Take the listing below and write it out again exactly, skipping any picture that it holds.

*** GIVEN DATA ***

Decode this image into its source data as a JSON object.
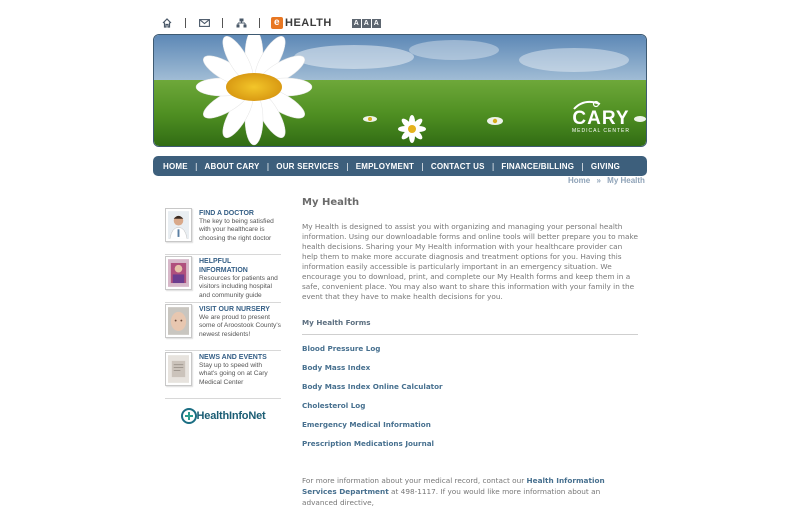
{
  "utility": {
    "icons": [
      "home-icon",
      "mail-icon",
      "sitemap-icon"
    ],
    "ehealth_badge": "e",
    "ehealth_label": "HEALTH",
    "text_sizes": [
      "A",
      "A",
      "A"
    ]
  },
  "banner": {
    "logo_word": "CARY",
    "logo_sub": "MEDICAL CENTER"
  },
  "nav": {
    "items": [
      "HOME",
      "ABOUT CARY",
      "OUR SERVICES",
      "EMPLOYMENT",
      "CONTACT US",
      "FINANCE/BILLING",
      "GIVING"
    ],
    "separator": "|"
  },
  "breadcrumb": {
    "home": "Home",
    "separator": "»",
    "current": "My Health"
  },
  "sidebar": {
    "items": [
      {
        "title": "FIND A DOCTOR",
        "desc": "The key to being satisfied with your healthcare is choosing the right doctor"
      },
      {
        "title": "HELPFUL INFORMATION",
        "desc": "Resources for patients and visitors including hospital and community guide"
      },
      {
        "title": "VISIT OUR NURSERY",
        "desc": "We are proud to present some of Aroostook County's newest residents!"
      },
      {
        "title": "NEWS AND EVENTS",
        "desc": "Stay up to speed with what's going on at Cary Medical Center"
      }
    ],
    "partner_logo": "HealthInfoNet"
  },
  "main": {
    "title": "My Health",
    "intro": "My Health is designed to assist you with organizing and managing your personal health information.  Using our downloadable forms and online tools will better prepare you to make health decisions.  Sharing your My Health information with your healthcare provider can help them to make more accurate diagnosis and treatment options for you.  Having this information easily accessible is particularly important in an emergency situation.  We encourage you to download, print, and complete our My Health forms and keep them in a safe, convenient place.  You may also want to share this information with your family in the event that they have to make health decisions for you.",
    "forms_heading": "My Health Forms",
    "forms": [
      "Blood Pressure Log",
      "Body Mass Index",
      "Body Mass Index Online Calculator",
      "Cholesterol Log",
      "Emergency Medical Information",
      "Prescription Medications Journal"
    ],
    "more_pre": "For more information about your medical record, contact our ",
    "more_link": "Health Information Services Department",
    "more_post": " at 498-1117.   If you would like more information about an advanced directive,"
  },
  "colors": {
    "nav_bg": "#3d5f7c",
    "link": "#47708f",
    "accent_orange": "#e87722"
  }
}
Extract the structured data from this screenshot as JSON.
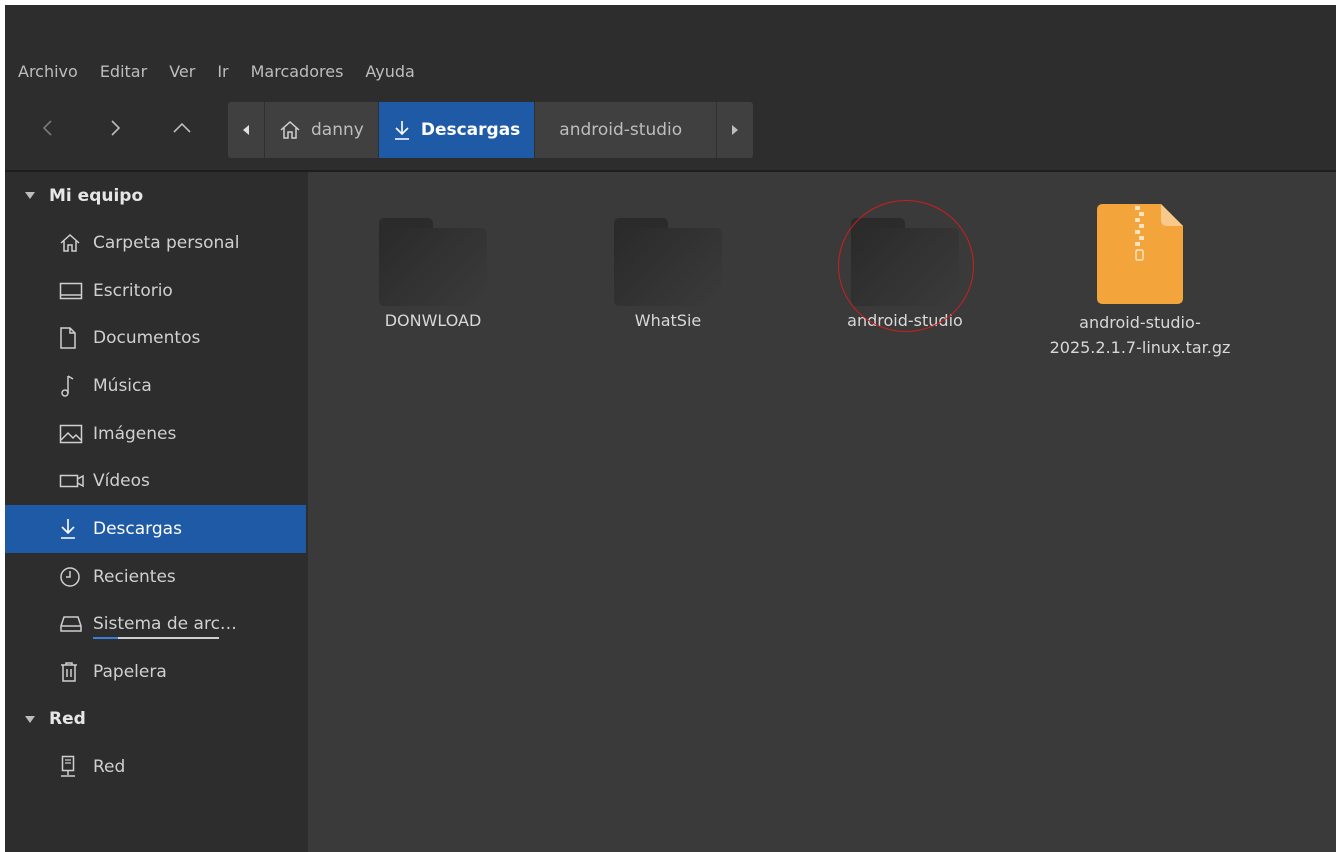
{
  "menu": [
    "Archivo",
    "Editar",
    "Ver",
    "Ir",
    "Marcadores",
    "Ayuda"
  ],
  "breadcrumbs": {
    "home": "danny",
    "current": "Descargas",
    "next": "android-studio"
  },
  "sidebar": {
    "sections": [
      {
        "title": "Mi equipo",
        "items": [
          {
            "label": "Carpeta personal",
            "icon": "home-icon"
          },
          {
            "label": "Escritorio",
            "icon": "desktop-icon"
          },
          {
            "label": "Documentos",
            "icon": "document-icon"
          },
          {
            "label": "Música",
            "icon": "music-icon"
          },
          {
            "label": "Imágenes",
            "icon": "image-icon"
          },
          {
            "label": "Vídeos",
            "icon": "video-icon"
          },
          {
            "label": "Descargas",
            "icon": "download-icon",
            "selected": true
          },
          {
            "label": "Recientes",
            "icon": "clock-icon"
          },
          {
            "label": "Sistema de arc…",
            "icon": "drive-icon",
            "usage": 0.2
          },
          {
            "label": "Papelera",
            "icon": "trash-icon"
          }
        ]
      },
      {
        "title": "Red",
        "items": [
          {
            "label": "Red",
            "icon": "network-icon"
          }
        ]
      }
    ]
  },
  "files": [
    {
      "name": "DONWLOAD",
      "type": "folder"
    },
    {
      "name": "WhatSie",
      "type": "folder"
    },
    {
      "name": "android-studio",
      "type": "folder",
      "highlighted": true
    },
    {
      "name": "android-studio-2025.2.1.7-linux.tar.gz",
      "type": "archive"
    }
  ],
  "colors": {
    "accent": "#1f5aa6",
    "archive": "#f3a53c",
    "highlight_circle": "#cc1f1f"
  }
}
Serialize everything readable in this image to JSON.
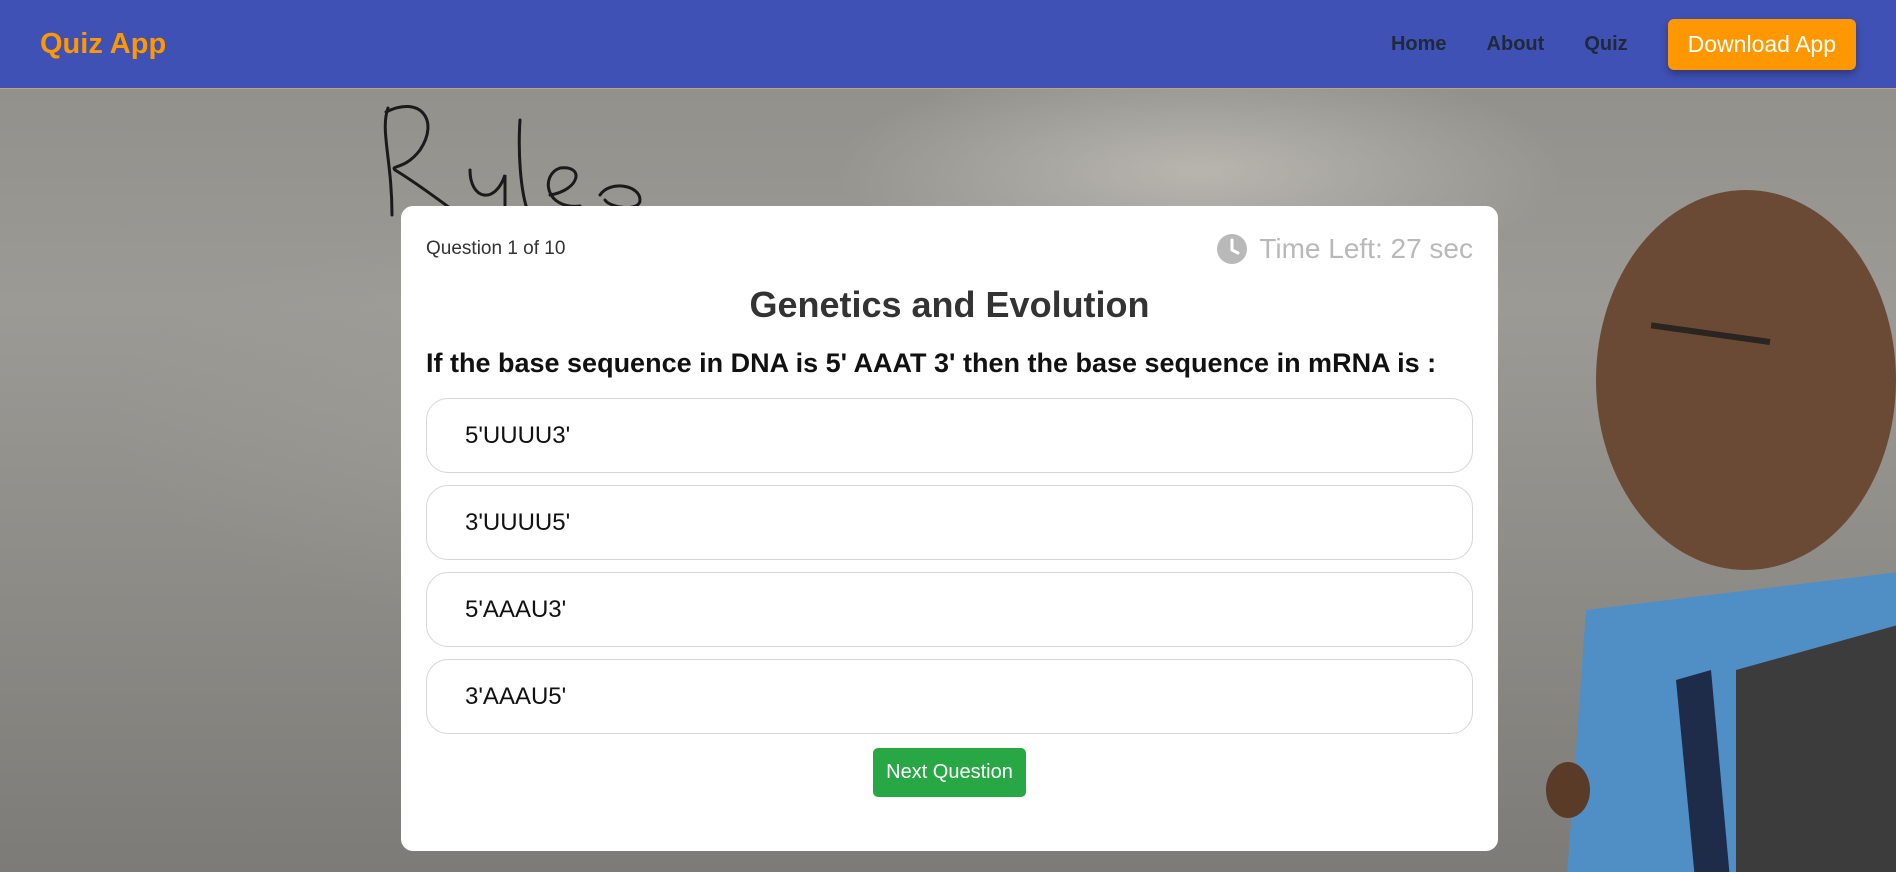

*** End of GIVEN DATA ***

RESPONSE BELOW:
Decode this image into its source data as a JSON object.
{
  "utility": {
    "icons": [
      "home-icon",
      "mail-icon",
      "sitemap-icon"
    ],
    "ehealth_badge": "e",
    "ehealth_label": "HEALTH",
    "text_sizes": [
      "A",
      "A",
      "A"
    ]
  },
  "banner": {
    "logo_word": "CARY",
    "logo_sub": "MEDICAL CENTER"
  },
  "nav": {
    "items": [
      "HOME",
      "ABOUT CARY",
      "OUR SERVICES",
      "EMPLOYMENT",
      "CONTACT US",
      "FINANCE/BILLING",
      "GIVING"
    ],
    "separator": "|"
  },
  "breadcrumb": {
    "home": "Home",
    "separator": "»",
    "current": "My Health"
  },
  "sidebar": {
    "items": [
      {
        "title": "FIND A DOCTOR",
        "desc": "The key to being satisfied with your healthcare is choosing the right doctor"
      },
      {
        "title": "HELPFUL INFORMATION",
        "desc": "Resources for patients and visitors including hospital and community guide"
      },
      {
        "title": "VISIT OUR NURSERY",
        "desc": "We are proud to present some of Aroostook County's newest residents!"
      },
      {
        "title": "NEWS AND EVENTS",
        "desc": "Stay up to speed with what's going on at Cary Medical Center"
      }
    ],
    "partner_logo": "HealthInfoNet"
  },
  "main": {
    "title": "My Health",
    "intro": "My Health is designed to assist you with organizing and managing your personal health information.  Using our downloadable forms and online tools will better prepare you to make health decisions.  Sharing your My Health information with your healthcare provider can help them to make more accurate diagnosis and treatment options for you.  Having this information easily accessible is particularly important in an emergency situation.  We encourage you to download, print, and complete our My Health forms and keep them in a safe, convenient place.  You may also want to share this information with your family in the event that they have to make health decisions for you.",
    "forms_heading": "My Health Forms",
    "forms": [
      "Blood Pressure Log",
      "Body Mass Index",
      "Body Mass Index Online Calculator",
      "Cholesterol Log",
      "Emergency Medical Information",
      "Prescription Medications Journal"
    ],
    "more_pre": "For more information about your medical record, contact our ",
    "more_link": "Health Information Services Department",
    "more_post": " at 498-1117.   If you would like more information about an advanced directive,"
  },
  "colors": {
    "nav_bg": "#3d5f7c",
    "link": "#47708f",
    "accent_orange": "#e87722"
  }
}
Extract the structured data from this screenshot as JSON.
{
  "menu": [
    "Archivo",
    "Editar",
    "Ver",
    "Ir",
    "Marcadores",
    "Ayuda"
  ],
  "breadcrumbs": {
    "home": "danny",
    "current": "Descargas",
    "next": "android-studio"
  },
  "sidebar": {
    "sections": [
      {
        "title": "Mi equipo",
        "items": [
          {
            "label": "Carpeta personal",
            "icon": "home-icon"
          },
          {
            "label": "Escritorio",
            "icon": "desktop-icon"
          },
          {
            "label": "Documentos",
            "icon": "document-icon"
          },
          {
            "label": "Música",
            "icon": "music-icon"
          },
          {
            "label": "Imágenes",
            "icon": "image-icon"
          },
          {
            "label": "Vídeos",
            "icon": "video-icon"
          },
          {
            "label": "Descargas",
            "icon": "download-icon",
            "selected": true
          },
          {
            "label": "Recientes",
            "icon": "clock-icon"
          },
          {
            "label": "Sistema de arc…",
            "icon": "drive-icon",
            "usage": 0.2
          },
          {
            "label": "Papelera",
            "icon": "trash-icon"
          }
        ]
      },
      {
        "title": "Red",
        "items": [
          {
            "label": "Red",
            "icon": "network-icon"
          }
        ]
      }
    ]
  },
  "files": [
    {
      "name": "DONWLOAD",
      "type": "folder"
    },
    {
      "name": "WhatSie",
      "type": "folder"
    },
    {
      "name": "android-studio",
      "type": "folder",
      "highlighted": true
    },
    {
      "name": "android-studio-2025.2.1.7-linux.tar.gz",
      "type": "archive"
    }
  ],
  "colors": {
    "accent": "#1f5aa6",
    "archive": "#f3a53c",
    "highlight_circle": "#cc1f1f"
  }
}
Serialize everything readable in this image to JSON.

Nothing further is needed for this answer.